Entries.
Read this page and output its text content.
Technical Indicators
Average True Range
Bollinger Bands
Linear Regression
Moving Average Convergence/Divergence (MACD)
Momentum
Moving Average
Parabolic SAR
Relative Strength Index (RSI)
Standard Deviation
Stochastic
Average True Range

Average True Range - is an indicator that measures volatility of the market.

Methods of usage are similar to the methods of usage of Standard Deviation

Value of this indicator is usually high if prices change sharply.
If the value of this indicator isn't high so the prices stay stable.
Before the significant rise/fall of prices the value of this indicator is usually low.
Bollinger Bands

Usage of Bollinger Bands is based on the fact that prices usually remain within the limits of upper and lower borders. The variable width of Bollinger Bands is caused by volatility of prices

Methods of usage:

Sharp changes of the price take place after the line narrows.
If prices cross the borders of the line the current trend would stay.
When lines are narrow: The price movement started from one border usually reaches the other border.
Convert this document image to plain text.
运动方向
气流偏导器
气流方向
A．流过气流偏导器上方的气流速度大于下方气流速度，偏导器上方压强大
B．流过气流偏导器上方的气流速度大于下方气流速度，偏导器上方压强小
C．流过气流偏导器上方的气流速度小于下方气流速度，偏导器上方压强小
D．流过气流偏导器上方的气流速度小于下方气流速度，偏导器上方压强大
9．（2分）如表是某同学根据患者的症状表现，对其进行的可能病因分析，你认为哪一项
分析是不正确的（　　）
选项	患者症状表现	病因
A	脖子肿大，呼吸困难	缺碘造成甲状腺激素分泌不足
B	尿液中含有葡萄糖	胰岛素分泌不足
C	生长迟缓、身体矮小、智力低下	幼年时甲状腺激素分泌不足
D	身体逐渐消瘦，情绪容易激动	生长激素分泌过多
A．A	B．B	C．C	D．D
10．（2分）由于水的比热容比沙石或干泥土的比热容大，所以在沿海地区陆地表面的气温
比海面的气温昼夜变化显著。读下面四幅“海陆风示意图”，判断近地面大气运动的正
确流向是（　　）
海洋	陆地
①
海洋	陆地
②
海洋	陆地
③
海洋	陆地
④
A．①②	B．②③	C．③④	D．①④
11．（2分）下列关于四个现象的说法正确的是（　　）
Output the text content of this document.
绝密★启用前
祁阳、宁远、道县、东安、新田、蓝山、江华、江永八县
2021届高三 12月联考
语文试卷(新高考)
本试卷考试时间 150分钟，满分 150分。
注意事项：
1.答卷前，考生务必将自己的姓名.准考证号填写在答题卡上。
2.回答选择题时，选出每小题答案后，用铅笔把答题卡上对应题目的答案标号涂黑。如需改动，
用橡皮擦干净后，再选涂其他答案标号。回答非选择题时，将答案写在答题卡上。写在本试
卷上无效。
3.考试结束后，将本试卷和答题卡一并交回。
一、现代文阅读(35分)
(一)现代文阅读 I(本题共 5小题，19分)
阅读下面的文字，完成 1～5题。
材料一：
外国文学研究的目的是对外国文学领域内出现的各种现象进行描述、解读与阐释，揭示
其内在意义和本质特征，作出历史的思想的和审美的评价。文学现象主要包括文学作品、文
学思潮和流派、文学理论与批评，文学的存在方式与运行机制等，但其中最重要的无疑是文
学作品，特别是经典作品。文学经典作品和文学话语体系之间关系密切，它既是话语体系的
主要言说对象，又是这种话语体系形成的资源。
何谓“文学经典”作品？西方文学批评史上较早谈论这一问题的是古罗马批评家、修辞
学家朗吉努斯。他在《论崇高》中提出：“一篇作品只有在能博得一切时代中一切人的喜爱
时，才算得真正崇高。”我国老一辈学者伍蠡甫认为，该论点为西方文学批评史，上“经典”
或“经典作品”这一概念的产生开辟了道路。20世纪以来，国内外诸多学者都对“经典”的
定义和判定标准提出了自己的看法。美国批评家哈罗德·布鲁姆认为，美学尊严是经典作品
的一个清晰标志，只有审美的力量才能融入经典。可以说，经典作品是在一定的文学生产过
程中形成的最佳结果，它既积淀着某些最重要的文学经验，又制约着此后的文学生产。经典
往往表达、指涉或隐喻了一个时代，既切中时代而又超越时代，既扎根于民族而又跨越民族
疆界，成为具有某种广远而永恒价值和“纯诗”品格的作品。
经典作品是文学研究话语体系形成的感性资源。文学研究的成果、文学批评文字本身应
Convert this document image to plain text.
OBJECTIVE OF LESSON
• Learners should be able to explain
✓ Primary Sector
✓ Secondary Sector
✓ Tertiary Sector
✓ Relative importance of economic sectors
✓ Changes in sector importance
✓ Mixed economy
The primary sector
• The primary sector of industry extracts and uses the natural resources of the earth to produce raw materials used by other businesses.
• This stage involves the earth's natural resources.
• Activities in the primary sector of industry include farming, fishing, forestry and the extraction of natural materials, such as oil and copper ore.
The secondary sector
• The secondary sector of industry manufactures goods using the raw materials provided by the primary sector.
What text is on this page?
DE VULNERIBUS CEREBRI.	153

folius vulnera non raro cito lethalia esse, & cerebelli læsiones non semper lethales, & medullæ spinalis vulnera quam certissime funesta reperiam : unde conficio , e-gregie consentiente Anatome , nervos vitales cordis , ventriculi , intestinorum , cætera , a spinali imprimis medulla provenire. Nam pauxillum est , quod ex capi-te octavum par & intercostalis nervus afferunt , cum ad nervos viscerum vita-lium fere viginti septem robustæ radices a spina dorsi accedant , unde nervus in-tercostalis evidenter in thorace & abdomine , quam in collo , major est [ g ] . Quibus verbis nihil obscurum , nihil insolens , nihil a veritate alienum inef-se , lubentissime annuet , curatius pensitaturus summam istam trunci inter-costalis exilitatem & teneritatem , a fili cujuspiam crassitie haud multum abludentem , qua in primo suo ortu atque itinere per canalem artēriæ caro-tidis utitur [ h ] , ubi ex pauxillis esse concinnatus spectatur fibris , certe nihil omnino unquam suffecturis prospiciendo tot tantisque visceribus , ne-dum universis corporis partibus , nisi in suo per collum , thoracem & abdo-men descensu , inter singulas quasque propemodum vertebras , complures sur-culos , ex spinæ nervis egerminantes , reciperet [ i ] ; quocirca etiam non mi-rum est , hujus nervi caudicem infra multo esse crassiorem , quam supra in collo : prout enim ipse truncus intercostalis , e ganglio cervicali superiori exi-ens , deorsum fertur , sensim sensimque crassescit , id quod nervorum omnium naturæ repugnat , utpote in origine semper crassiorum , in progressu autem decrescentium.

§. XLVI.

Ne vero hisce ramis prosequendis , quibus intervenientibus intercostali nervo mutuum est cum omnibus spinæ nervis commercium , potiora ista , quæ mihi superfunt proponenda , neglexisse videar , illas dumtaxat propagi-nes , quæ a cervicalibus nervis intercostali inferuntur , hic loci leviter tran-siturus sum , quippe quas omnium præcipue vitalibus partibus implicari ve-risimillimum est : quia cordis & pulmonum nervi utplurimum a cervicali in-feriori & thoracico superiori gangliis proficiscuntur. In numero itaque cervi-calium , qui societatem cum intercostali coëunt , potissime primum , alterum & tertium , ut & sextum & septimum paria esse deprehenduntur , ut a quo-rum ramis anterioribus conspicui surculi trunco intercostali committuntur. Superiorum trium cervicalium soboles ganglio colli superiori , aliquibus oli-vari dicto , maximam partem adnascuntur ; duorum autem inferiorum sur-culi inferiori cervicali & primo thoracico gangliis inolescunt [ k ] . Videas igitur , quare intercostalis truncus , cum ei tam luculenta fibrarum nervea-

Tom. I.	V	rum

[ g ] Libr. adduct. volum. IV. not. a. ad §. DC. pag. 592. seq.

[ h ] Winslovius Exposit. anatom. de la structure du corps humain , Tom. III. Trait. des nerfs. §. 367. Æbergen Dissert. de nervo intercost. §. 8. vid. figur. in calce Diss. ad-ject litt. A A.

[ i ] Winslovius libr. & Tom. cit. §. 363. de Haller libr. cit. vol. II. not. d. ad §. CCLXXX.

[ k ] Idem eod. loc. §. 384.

Task statement. Where does the word "content" appear? Return each line that holds it.

The reply.
Read this page and output its text content.
Output the text content of this document.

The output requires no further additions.